> _Short task_:
Rewrite the material below, replacing every occurrence of "row-header" with "row-label" and leaving everything else untouched.

Element region listings
— Begin —

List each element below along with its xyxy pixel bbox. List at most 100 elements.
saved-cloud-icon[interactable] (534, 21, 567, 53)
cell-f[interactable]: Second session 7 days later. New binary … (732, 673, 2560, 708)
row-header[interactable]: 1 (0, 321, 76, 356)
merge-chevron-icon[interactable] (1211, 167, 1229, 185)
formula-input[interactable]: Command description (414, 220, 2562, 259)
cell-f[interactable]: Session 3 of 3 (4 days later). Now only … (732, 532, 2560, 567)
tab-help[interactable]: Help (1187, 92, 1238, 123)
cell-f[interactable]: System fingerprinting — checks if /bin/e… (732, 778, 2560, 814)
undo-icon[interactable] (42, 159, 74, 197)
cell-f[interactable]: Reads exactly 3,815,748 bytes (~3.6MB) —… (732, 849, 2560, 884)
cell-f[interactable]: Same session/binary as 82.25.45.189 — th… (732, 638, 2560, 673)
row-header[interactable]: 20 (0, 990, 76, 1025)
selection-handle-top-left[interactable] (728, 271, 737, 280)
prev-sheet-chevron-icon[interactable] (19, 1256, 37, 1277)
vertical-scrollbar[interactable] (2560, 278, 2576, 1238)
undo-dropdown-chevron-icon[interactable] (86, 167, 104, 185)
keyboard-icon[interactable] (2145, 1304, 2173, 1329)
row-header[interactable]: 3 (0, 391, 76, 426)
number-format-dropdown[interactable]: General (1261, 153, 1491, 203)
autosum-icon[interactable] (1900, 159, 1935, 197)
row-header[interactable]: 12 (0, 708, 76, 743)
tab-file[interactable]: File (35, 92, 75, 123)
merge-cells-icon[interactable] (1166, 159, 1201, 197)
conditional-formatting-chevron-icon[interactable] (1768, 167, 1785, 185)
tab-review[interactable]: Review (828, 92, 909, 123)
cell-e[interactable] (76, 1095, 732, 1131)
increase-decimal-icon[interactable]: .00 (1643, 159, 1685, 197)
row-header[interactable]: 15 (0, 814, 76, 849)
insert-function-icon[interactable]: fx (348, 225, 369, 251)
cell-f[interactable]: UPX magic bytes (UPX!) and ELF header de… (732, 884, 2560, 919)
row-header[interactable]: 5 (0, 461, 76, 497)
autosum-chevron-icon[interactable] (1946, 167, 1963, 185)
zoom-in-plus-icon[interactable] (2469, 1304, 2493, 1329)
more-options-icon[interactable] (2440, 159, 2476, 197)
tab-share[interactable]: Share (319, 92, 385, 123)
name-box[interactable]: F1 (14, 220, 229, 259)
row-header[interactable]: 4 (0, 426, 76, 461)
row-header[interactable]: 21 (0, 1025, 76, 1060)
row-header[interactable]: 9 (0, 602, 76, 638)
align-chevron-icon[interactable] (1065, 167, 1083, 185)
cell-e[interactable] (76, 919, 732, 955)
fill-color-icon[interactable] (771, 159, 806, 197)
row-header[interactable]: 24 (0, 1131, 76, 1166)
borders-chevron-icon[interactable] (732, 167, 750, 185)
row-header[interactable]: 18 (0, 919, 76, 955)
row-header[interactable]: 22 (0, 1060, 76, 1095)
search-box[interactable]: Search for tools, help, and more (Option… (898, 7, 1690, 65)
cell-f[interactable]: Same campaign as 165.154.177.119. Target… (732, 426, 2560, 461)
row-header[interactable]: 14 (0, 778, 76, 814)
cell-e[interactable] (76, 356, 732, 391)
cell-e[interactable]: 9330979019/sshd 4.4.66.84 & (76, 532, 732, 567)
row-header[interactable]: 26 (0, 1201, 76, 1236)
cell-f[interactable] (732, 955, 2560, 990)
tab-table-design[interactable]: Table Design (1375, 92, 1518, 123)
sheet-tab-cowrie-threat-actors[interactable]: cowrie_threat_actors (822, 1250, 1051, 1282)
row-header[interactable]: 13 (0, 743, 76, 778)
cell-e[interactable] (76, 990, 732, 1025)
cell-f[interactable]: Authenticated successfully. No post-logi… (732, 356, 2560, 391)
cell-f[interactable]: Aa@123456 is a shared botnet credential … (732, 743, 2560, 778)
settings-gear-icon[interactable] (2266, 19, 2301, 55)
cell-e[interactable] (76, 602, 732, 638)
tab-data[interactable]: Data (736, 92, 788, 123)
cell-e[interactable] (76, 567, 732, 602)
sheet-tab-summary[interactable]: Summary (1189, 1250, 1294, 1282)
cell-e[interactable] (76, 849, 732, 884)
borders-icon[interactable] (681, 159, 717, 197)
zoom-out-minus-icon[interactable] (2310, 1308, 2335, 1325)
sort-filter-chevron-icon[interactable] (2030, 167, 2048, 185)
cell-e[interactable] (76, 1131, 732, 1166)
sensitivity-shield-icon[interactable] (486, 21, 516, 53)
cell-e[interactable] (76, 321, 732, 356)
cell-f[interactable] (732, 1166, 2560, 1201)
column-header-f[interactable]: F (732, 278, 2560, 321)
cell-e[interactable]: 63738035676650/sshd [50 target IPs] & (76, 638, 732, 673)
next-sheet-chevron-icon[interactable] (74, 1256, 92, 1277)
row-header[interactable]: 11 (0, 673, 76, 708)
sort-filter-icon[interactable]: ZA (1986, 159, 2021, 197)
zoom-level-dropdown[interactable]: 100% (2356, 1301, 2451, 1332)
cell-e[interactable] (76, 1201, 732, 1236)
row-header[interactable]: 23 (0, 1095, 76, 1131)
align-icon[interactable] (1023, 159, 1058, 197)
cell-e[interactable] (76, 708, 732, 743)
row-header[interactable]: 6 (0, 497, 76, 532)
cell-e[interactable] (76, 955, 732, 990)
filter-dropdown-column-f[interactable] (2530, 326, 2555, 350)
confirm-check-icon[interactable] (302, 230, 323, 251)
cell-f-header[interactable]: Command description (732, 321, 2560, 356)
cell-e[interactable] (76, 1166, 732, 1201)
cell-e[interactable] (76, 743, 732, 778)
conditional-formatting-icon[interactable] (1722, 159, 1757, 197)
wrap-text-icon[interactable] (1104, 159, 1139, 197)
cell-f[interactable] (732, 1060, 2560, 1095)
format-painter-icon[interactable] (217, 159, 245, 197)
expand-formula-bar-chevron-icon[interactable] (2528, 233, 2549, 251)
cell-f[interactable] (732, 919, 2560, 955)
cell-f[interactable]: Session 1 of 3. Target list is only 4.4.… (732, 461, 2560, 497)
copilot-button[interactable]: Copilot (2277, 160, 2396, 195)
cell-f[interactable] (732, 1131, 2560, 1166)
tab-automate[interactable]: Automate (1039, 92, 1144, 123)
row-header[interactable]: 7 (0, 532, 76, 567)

— End —

> _The output_:
List each element below along with its xyxy pixel bbox. List at most 100 elements.
saved-cloud-icon[interactable] (534, 21, 567, 53)
cell-f[interactable]: Second session 7 days later. New binary … (732, 673, 2560, 708)
row-label[interactable]: 1 (0, 321, 76, 356)
merge-chevron-icon[interactable] (1211, 167, 1229, 185)
formula-input[interactable]: Command description (414, 220, 2562, 259)
cell-f[interactable]: Session 3 of 3 (4 days later). Now only … (732, 532, 2560, 567)
tab-help[interactable]: Help (1187, 92, 1238, 123)
cell-f[interactable]: System fingerprinting — checks if /bin/e… (732, 778, 2560, 814)
undo-icon[interactable] (42, 159, 74, 197)
cell-f[interactable]: Reads exactly 3,815,748 bytes (~3.6MB) —… (732, 849, 2560, 884)
cell-f[interactable]: Same session/binary as 82.25.45.189 — th… (732, 638, 2560, 673)
row-label[interactable]: 20 (0, 990, 76, 1025)
selection-handle-top-left[interactable] (728, 271, 737, 280)
prev-sheet-chevron-icon[interactable] (19, 1256, 37, 1277)
vertical-scrollbar[interactable] (2560, 278, 2576, 1238)
undo-dropdown-chevron-icon[interactable] (86, 167, 104, 185)
keyboard-icon[interactable] (2145, 1304, 2173, 1329)
row-label[interactable]: 3 (0, 391, 76, 426)
number-format-dropdown[interactable]: General (1261, 153, 1491, 203)
autosum-icon[interactable] (1900, 159, 1935, 197)
row-label[interactable]: 12 (0, 708, 76, 743)
tab-file[interactable]: File (35, 92, 75, 123)
merge-cells-icon[interactable] (1166, 159, 1201, 197)
conditional-formatting-chevron-icon[interactable] (1768, 167, 1785, 185)
tab-review[interactable]: Review (828, 92, 909, 123)
cell-e[interactable] (76, 1095, 732, 1131)
increase-decimal-icon[interactable]: .00 (1643, 159, 1685, 197)
row-label[interactable]: 15 (0, 814, 76, 849)
insert-function-icon[interactable]: fx (348, 225, 369, 251)
cell-f[interactable]: UPX magic bytes (UPX!) and ELF header de… (732, 884, 2560, 919)
row-label[interactable]: 5 (0, 461, 76, 497)
autosum-chevron-icon[interactable] (1946, 167, 1963, 185)
zoom-in-plus-icon[interactable] (2469, 1304, 2493, 1329)
more-options-icon[interactable] (2440, 159, 2476, 197)
tab-share[interactable]: Share (319, 92, 385, 123)
name-box[interactable]: F1 (14, 220, 229, 259)
row-label[interactable]: 4 (0, 426, 76, 461)
row-label[interactable]: 21 (0, 1025, 76, 1060)
row-label[interactable]: 9 (0, 602, 76, 638)
align-chevron-icon[interactable] (1065, 167, 1083, 185)
cell-e[interactable] (76, 919, 732, 955)
fill-color-icon[interactable] (771, 159, 806, 197)
row-label[interactable]: 24 (0, 1131, 76, 1166)
borders-chevron-icon[interactable] (732, 167, 750, 185)
row-label[interactable]: 18 (0, 919, 76, 955)
row-label[interactable]: 22 (0, 1060, 76, 1095)
search-box[interactable]: Search for tools, help, and more (Option… (898, 7, 1690, 65)
cell-f[interactable]: Same campaign as 165.154.177.119. Target… (732, 426, 2560, 461)
row-label[interactable]: 14 (0, 778, 76, 814)
cell-e[interactable] (76, 356, 732, 391)
cell-e[interactable]: 9330979019/sshd 4.4.66.84 & (76, 532, 732, 567)
row-label[interactable]: 26 (0, 1201, 76, 1236)
cell-f[interactable] (732, 955, 2560, 990)
tab-table-design[interactable]: Table Design (1375, 92, 1518, 123)
sheet-tab-cowrie-threat-actors[interactable]: cowrie_threat_actors (822, 1250, 1051, 1282)
row-label[interactable]: 13 (0, 743, 76, 778)
cell-e[interactable] (76, 990, 732, 1025)
cell-f[interactable]: Authenticated successfully. No post-logi… (732, 356, 2560, 391)
cell-f[interactable]: Aa@123456 is a shared botnet credential … (732, 743, 2560, 778)
settings-gear-icon[interactable] (2266, 19, 2301, 55)
cell-e[interactable] (76, 602, 732, 638)
tab-data[interactable]: Data (736, 92, 788, 123)
cell-e[interactable] (76, 567, 732, 602)
sheet-tab-summary[interactable]: Summary (1189, 1250, 1294, 1282)
cell-e[interactable] (76, 849, 732, 884)
borders-icon[interactable] (681, 159, 717, 197)
zoom-out-minus-icon[interactable] (2310, 1308, 2335, 1325)
sort-filter-chevron-icon[interactable] (2030, 167, 2048, 185)
cell-e[interactable] (76, 1131, 732, 1166)
sensitivity-shield-icon[interactable] (486, 21, 516, 53)
cell-e[interactable] (76, 321, 732, 356)
cell-f[interactable] (732, 1166, 2560, 1201)
column-header-f[interactable]: F (732, 278, 2560, 321)
cell-e[interactable]: 63738035676650/sshd [50 target IPs] & (76, 638, 732, 673)
next-sheet-chevron-icon[interactable] (74, 1256, 92, 1277)
row-label[interactable]: 11 (0, 673, 76, 708)
sort-filter-icon[interactable]: ZA (1986, 159, 2021, 197)
zoom-level-dropdown[interactable]: 100% (2356, 1301, 2451, 1332)
cell-e[interactable] (76, 1201, 732, 1236)
row-label[interactable]: 23 (0, 1095, 76, 1131)
align-icon[interactable] (1023, 159, 1058, 197)
cell-e[interactable] (76, 708, 732, 743)
row-label[interactable]: 6 (0, 497, 76, 532)
cell-e[interactable] (76, 955, 732, 990)
filter-dropdown-column-f[interactable] (2530, 326, 2555, 350)
confirm-check-icon[interactable] (302, 230, 323, 251)
cell-f-header[interactable]: Command description (732, 321, 2560, 356)
cell-e[interactable] (76, 1166, 732, 1201)
cell-e[interactable] (76, 743, 732, 778)
conditional-formatting-icon[interactable] (1722, 159, 1757, 197)
wrap-text-icon[interactable] (1104, 159, 1139, 197)
cell-f[interactable] (732, 1060, 2560, 1095)
format-painter-icon[interactable] (217, 159, 245, 197)
expand-formula-bar-chevron-icon[interactable] (2528, 233, 2549, 251)
cell-f[interactable] (732, 919, 2560, 955)
cell-f[interactable]: Session 1 of 3. Target list is only 4.4.… (732, 461, 2560, 497)
copilot-button[interactable]: Copilot (2277, 160, 2396, 195)
cell-f[interactable] (732, 1131, 2560, 1166)
tab-automate[interactable]: Automate (1039, 92, 1144, 123)
row-label[interactable]: 7 (0, 532, 76, 567)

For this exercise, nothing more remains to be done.